> _Request_
Copy each line exactly. Drop every picture.

----- Data lines -----

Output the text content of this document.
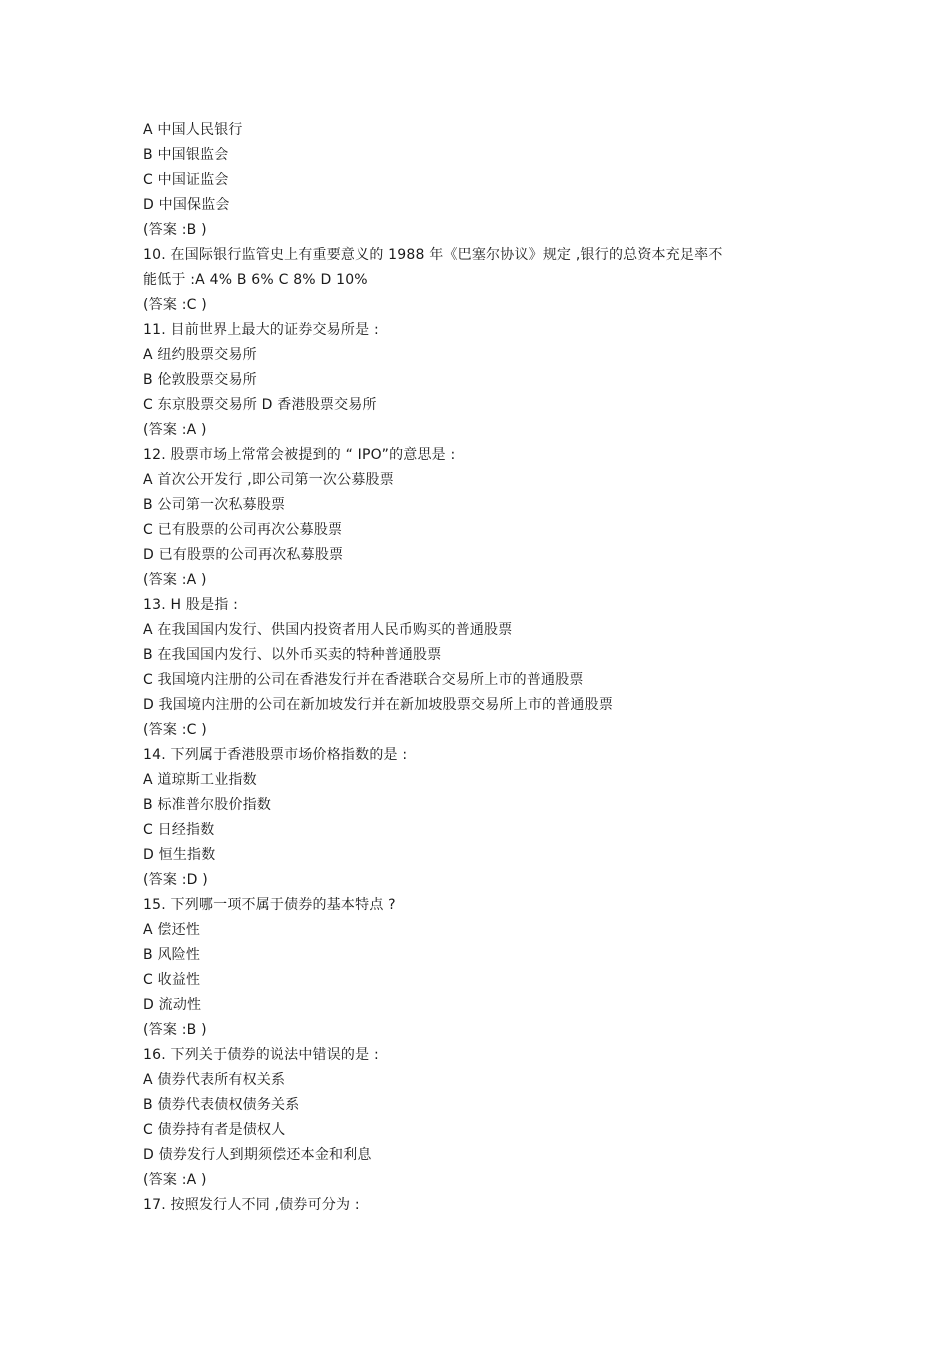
A 中国人民银行
B 中国银监会
C 中国证监会
D 中国保监会
(答案 :B )
10. 在国际银行监管史上有重要意义的 1988 年《巴塞尔协议》规定 ,银行的总资本充足率不
能低于 :A 4% B 6% C 8% D 10%
(答案 :C )
11. 目前世界上最大的证券交易所是 :
A 纽约股票交易所
B 伦敦股票交易所
C 东京股票交易所 D 香港股票交易所
(答案 :A )
12. 股票市场上常常会被提到的 “ IPO”的意思是 :
A 首次公开发行 ,即公司第一次公募股票
B 公司第一次私募股票
C 已有股票的公司再次公募股票
D 已有股票的公司再次私募股票
(答案 :A )
13. H 股是指 :
A 在我国国内发行、供国内投资者用人民币购买的普通股票
B 在我国国内发行、以外币买卖的特种普通股票
C 我国境内注册的公司在香港发行并在香港联合交易所上市的普通股票
D 我国境内注册的公司在新加坡发行并在新加坡股票交易所上市的普通股票
(答案 :C )
14. 下列属于香港股票市场价格指数的是 :
A 道琼斯工业指数
B 标准普尔股价指数
C 日经指数
D 恒生指数
(答案 :D )
15. 下列哪一项不属于债券的基本特点 ?
A 偿还性
B 风险性
C 收益性
D 流动性
(答案 :B )
16. 下列关于债券的说法中错误的是 :
A 债券代表所有权关系
B 债券代表债权债务关系
C 债券持有者是债权人
D 债券发行人到期须偿还本金和利息
(答案 :A )
17. 按照发行人不同 ,债券可分为 :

-----

> _Solution to this task_
Output the text content of this document.
A 中国人民银行
B 中国银监会
C 中国证监会
D 中国保监会
(答案 :B )
10. 在国际银行监管史上有重要意义的 1988 年《巴塞尔协议》规定 ,银行的总资本充足率不
能低于 :A 4% B 6% C 8% D 10%
(答案 :C )
11. 目前世界上最大的证券交易所是 :
A 纽约股票交易所
B 伦敦股票交易所
C 东京股票交易所 D 香港股票交易所
(答案 :A )
12. 股票市场上常常会被提到的 “ IPO”的意思是 :
A 首次公开发行 ,即公司第一次公募股票
B 公司第一次私募股票
C 已有股票的公司再次公募股票
D 已有股票的公司再次私募股票
(答案 :A )
13. H 股是指 :
A 在我国国内发行、供国内投资者用人民币购买的普通股票
B 在我国国内发行、以外币买卖的特种普通股票
C 我国境内注册的公司在香港发行并在香港联合交易所上市的普通股票
D 我国境内注册的公司在新加坡发行并在新加坡股票交易所上市的普通股票
(答案 :C )
14. 下列属于香港股票市场价格指数的是 :
A 道琼斯工业指数
B 标准普尔股价指数
C 日经指数
D 恒生指数
(答案 :D )
15. 下列哪一项不属于债券的基本特点 ?
A 偿还性
B 风险性
C 收益性
D 流动性
(答案 :B )
16. 下列关于债券的说法中错误的是 :
A 债券代表所有权关系
B 债券代表债权债务关系
C 债券持有者是债权人
D 债券发行人到期须偿还本金和利息
(答案 :A )
17. 按照发行人不同 ,债券可分为 :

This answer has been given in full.